● **TASK DIRECTIONS**:
Copy each line below in which the word "title" occurs.

● **RECORDS FOR THIS TASK**:
◇ ◇ ◇ ◇ ◇
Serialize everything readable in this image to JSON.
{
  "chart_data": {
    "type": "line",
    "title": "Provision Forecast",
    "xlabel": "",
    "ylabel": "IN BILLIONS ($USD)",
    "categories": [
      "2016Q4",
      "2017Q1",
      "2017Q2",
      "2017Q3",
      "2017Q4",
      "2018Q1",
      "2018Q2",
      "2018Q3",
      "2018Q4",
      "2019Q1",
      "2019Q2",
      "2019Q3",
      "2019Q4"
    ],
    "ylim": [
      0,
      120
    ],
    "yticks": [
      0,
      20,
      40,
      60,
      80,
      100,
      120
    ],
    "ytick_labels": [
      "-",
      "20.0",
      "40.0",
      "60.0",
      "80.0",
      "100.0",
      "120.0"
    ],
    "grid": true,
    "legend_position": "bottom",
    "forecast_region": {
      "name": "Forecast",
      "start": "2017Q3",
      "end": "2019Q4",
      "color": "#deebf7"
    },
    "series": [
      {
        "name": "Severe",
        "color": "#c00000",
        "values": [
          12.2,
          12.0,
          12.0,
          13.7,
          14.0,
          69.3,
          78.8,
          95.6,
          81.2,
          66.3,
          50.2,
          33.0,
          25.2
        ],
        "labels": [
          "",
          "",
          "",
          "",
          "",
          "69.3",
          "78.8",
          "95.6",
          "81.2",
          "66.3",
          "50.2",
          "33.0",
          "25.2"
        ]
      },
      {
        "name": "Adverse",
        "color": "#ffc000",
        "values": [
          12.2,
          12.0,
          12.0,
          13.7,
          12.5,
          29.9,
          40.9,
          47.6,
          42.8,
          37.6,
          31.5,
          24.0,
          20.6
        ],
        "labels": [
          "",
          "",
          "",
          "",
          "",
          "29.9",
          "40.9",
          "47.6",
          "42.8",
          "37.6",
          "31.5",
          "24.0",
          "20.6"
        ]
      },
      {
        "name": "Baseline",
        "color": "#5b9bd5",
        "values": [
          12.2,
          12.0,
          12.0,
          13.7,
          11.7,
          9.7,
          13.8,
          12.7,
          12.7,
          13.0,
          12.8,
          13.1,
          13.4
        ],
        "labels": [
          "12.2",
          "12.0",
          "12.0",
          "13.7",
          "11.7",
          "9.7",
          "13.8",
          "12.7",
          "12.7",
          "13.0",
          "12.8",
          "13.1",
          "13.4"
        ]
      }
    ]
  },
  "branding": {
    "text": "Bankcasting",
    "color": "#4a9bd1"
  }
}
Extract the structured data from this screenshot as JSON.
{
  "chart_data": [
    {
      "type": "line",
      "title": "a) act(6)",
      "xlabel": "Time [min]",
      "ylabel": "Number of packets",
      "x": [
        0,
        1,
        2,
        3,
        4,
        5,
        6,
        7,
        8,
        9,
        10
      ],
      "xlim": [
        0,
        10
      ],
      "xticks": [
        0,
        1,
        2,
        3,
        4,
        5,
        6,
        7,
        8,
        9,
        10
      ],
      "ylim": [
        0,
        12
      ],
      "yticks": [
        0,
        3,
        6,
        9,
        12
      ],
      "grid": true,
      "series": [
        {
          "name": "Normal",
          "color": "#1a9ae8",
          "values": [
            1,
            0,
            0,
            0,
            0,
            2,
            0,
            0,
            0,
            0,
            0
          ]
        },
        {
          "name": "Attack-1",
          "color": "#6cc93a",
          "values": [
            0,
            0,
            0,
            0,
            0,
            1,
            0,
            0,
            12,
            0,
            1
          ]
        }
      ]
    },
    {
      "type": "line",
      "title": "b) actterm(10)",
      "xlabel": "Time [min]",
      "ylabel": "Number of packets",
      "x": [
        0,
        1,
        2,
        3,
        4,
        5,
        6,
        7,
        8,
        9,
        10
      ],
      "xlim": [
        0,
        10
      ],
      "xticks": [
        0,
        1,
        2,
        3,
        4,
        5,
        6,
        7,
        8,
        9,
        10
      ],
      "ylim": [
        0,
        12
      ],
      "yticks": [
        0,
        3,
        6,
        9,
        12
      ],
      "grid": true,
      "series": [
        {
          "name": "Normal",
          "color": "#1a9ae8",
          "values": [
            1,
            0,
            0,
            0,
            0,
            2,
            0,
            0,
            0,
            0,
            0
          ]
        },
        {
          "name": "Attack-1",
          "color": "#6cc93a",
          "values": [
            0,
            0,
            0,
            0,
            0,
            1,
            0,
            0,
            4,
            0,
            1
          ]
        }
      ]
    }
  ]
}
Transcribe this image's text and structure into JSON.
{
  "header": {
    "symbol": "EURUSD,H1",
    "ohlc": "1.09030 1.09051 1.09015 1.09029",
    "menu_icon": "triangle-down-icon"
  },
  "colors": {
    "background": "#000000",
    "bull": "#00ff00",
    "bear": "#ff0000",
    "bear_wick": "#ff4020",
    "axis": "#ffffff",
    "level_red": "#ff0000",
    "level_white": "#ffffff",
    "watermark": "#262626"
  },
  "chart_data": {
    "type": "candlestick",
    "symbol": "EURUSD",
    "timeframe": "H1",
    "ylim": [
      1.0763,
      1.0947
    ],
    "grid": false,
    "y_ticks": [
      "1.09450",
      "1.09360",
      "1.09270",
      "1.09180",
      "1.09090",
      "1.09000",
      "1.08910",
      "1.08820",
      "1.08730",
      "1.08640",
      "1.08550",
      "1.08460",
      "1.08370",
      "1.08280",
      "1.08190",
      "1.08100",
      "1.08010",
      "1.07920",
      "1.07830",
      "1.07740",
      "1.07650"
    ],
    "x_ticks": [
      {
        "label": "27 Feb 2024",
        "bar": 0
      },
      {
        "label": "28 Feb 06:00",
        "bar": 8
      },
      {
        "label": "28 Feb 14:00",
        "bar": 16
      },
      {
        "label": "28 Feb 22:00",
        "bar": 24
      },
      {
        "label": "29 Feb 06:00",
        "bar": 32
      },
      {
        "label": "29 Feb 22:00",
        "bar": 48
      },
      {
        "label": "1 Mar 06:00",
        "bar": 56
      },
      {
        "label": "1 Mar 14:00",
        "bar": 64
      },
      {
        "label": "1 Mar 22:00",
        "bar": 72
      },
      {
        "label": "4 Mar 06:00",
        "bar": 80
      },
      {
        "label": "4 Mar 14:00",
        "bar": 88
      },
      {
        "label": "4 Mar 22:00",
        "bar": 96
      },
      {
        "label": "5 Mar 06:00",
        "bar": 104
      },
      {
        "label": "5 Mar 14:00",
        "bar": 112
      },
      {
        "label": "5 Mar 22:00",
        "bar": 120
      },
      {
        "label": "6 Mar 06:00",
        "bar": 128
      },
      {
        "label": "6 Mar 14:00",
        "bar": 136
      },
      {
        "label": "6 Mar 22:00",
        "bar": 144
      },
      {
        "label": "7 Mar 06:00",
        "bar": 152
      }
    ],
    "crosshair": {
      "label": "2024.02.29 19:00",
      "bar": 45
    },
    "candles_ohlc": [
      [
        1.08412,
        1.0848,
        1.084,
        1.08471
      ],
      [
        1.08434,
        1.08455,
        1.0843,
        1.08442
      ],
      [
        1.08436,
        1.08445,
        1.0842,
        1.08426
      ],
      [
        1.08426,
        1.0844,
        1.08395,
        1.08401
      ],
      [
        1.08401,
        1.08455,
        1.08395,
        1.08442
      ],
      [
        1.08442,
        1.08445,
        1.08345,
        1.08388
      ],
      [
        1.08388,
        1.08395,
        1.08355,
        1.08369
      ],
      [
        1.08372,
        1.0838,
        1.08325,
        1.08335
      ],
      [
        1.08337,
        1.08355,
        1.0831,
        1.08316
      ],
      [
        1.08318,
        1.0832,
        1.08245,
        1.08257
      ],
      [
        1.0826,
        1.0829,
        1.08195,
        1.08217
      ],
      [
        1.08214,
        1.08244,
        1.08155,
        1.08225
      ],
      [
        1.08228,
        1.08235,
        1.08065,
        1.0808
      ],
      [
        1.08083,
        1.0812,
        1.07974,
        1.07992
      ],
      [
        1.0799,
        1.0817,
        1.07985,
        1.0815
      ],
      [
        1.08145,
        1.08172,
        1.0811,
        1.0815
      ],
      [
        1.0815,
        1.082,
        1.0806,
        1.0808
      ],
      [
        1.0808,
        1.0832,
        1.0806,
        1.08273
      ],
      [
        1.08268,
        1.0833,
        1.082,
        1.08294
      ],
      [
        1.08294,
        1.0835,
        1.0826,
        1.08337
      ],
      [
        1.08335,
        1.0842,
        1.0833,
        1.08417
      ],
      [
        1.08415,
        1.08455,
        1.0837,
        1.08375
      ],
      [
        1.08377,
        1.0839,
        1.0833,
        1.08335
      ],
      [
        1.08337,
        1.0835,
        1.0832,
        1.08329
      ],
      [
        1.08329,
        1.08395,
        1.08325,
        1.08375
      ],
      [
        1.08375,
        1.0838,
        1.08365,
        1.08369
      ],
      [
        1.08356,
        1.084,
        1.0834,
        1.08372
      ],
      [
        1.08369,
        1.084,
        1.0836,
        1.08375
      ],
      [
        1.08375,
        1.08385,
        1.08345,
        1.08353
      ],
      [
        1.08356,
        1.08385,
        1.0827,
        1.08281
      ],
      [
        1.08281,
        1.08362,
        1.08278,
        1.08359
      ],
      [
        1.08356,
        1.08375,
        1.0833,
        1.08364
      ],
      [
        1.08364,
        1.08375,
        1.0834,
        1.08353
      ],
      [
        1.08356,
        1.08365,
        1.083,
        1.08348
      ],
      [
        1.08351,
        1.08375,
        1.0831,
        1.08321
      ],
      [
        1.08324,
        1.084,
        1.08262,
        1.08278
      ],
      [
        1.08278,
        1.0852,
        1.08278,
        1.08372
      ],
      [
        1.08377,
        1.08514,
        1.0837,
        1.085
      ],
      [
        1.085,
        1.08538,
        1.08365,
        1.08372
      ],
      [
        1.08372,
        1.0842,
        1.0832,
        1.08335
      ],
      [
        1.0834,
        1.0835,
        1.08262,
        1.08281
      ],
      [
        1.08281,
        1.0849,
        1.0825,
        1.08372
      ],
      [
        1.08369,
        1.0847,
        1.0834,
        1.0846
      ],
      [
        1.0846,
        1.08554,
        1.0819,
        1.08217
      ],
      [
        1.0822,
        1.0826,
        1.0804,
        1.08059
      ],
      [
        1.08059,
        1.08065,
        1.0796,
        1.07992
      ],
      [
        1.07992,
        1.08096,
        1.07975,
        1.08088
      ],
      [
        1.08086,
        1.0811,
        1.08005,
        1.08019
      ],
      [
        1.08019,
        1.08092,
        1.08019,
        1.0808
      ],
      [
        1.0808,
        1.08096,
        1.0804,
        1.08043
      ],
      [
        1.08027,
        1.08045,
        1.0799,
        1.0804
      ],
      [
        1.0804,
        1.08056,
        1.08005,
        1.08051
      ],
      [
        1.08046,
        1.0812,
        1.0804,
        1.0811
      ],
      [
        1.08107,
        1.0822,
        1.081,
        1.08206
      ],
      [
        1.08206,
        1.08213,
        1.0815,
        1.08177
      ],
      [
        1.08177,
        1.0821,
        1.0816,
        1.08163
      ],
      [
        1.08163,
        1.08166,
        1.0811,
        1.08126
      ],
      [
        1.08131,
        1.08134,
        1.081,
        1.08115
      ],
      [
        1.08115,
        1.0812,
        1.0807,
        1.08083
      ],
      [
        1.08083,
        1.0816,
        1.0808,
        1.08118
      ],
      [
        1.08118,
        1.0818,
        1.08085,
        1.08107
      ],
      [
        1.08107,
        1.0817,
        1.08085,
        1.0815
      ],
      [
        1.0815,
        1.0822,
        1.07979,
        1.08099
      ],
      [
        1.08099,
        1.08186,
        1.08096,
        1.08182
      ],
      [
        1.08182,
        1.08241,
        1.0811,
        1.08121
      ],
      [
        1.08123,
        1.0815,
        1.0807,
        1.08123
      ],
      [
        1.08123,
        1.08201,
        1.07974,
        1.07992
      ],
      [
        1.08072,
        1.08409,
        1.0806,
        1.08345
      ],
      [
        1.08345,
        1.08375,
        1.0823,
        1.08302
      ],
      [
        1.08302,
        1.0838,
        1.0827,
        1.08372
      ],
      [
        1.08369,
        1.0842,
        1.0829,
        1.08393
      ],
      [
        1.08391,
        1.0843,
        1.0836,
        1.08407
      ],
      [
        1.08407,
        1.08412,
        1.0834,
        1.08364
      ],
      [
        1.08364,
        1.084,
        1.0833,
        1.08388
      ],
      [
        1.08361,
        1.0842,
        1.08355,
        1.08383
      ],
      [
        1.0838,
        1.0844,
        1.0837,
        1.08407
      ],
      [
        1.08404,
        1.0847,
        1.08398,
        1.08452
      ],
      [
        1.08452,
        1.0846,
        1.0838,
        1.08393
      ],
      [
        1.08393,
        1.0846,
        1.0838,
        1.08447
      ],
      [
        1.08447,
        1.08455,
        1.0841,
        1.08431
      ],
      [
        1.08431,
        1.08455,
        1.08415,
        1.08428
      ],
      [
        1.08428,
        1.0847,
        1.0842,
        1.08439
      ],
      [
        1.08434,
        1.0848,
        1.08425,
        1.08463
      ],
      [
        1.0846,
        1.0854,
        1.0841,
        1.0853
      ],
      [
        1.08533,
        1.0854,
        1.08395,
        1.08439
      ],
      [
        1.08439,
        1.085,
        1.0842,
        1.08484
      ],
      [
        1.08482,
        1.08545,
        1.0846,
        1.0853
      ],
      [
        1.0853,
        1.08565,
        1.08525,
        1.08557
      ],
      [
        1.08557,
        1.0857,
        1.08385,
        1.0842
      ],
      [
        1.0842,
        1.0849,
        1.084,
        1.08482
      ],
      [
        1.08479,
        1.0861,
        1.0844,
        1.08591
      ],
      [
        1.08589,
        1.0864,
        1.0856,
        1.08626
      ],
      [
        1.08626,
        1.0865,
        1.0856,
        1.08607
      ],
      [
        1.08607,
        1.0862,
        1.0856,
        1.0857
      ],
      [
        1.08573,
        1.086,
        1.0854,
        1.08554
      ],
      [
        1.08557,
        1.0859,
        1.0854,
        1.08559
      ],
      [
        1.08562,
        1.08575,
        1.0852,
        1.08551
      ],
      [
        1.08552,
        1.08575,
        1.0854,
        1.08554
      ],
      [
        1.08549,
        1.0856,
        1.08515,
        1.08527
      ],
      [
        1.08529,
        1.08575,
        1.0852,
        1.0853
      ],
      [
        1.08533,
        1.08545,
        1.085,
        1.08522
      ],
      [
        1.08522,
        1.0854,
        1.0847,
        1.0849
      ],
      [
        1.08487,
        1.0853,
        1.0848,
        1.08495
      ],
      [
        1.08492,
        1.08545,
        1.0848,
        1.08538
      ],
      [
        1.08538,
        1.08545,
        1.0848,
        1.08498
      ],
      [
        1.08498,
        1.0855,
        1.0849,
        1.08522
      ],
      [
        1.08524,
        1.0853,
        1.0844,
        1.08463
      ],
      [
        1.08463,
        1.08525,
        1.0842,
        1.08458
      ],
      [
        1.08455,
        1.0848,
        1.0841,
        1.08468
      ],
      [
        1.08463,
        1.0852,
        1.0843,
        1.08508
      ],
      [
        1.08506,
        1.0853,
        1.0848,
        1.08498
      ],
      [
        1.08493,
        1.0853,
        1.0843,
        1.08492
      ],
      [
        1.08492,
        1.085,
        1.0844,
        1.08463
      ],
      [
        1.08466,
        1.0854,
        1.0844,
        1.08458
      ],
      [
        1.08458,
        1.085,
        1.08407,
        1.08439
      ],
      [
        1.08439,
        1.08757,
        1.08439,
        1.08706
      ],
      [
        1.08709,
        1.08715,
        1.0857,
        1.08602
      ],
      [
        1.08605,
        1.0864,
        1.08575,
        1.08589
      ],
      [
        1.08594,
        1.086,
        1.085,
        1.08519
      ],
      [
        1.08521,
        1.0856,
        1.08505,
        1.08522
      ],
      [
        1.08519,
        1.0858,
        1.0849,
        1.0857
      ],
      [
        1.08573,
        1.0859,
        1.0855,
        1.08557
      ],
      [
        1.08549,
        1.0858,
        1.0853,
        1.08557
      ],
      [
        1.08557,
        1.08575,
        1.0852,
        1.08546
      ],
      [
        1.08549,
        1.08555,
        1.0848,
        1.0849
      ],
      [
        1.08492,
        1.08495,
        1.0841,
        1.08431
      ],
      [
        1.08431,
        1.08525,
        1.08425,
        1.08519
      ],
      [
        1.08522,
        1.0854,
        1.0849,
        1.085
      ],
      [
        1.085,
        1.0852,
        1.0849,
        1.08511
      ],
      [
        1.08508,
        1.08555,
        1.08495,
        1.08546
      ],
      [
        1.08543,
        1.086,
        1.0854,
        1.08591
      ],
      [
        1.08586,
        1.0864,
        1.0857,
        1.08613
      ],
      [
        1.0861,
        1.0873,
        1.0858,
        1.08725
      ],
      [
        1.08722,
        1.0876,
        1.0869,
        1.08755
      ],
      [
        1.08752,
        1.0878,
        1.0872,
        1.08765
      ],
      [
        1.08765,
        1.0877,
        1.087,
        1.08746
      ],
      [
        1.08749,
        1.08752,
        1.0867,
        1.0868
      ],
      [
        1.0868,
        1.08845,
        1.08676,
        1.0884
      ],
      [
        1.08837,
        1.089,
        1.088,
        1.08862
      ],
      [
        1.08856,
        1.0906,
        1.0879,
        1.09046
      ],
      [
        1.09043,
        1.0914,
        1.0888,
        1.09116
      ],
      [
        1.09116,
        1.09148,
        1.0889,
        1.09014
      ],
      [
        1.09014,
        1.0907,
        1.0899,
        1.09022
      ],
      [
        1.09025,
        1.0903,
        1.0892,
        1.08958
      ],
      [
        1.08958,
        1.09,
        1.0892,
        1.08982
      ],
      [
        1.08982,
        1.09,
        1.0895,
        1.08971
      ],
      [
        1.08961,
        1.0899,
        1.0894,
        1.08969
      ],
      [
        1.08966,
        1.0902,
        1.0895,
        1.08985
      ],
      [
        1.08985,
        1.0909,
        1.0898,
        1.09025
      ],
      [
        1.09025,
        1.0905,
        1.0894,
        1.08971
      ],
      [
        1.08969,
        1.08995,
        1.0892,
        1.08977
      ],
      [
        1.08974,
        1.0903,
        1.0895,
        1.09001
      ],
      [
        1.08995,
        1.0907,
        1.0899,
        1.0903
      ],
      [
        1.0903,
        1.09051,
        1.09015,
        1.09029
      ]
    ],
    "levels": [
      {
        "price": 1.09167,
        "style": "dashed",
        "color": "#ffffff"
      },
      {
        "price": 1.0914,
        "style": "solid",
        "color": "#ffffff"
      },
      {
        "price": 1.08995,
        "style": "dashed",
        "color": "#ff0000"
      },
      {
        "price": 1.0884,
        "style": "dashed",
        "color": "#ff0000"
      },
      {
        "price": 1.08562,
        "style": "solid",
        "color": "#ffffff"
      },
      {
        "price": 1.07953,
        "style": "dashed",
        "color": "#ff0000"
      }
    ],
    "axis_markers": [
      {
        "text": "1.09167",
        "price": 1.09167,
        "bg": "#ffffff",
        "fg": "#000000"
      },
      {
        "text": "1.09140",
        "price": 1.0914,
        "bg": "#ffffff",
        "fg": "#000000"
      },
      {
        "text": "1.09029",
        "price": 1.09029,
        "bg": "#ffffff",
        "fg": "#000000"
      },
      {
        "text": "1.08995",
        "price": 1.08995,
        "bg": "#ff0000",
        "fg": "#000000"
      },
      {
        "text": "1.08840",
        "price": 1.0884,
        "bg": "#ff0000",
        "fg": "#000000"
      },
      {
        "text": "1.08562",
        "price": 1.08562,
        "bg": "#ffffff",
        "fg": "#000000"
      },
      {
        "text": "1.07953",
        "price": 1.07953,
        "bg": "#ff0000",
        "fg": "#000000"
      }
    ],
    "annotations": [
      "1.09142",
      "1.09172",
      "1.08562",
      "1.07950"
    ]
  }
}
◇ ◇ ◇ ◇ ◇
● **THE SOLUTION**:
    "title": "Provision Forecast",
      "title": "a) act(6)",
      "title": "b) actterm(10)",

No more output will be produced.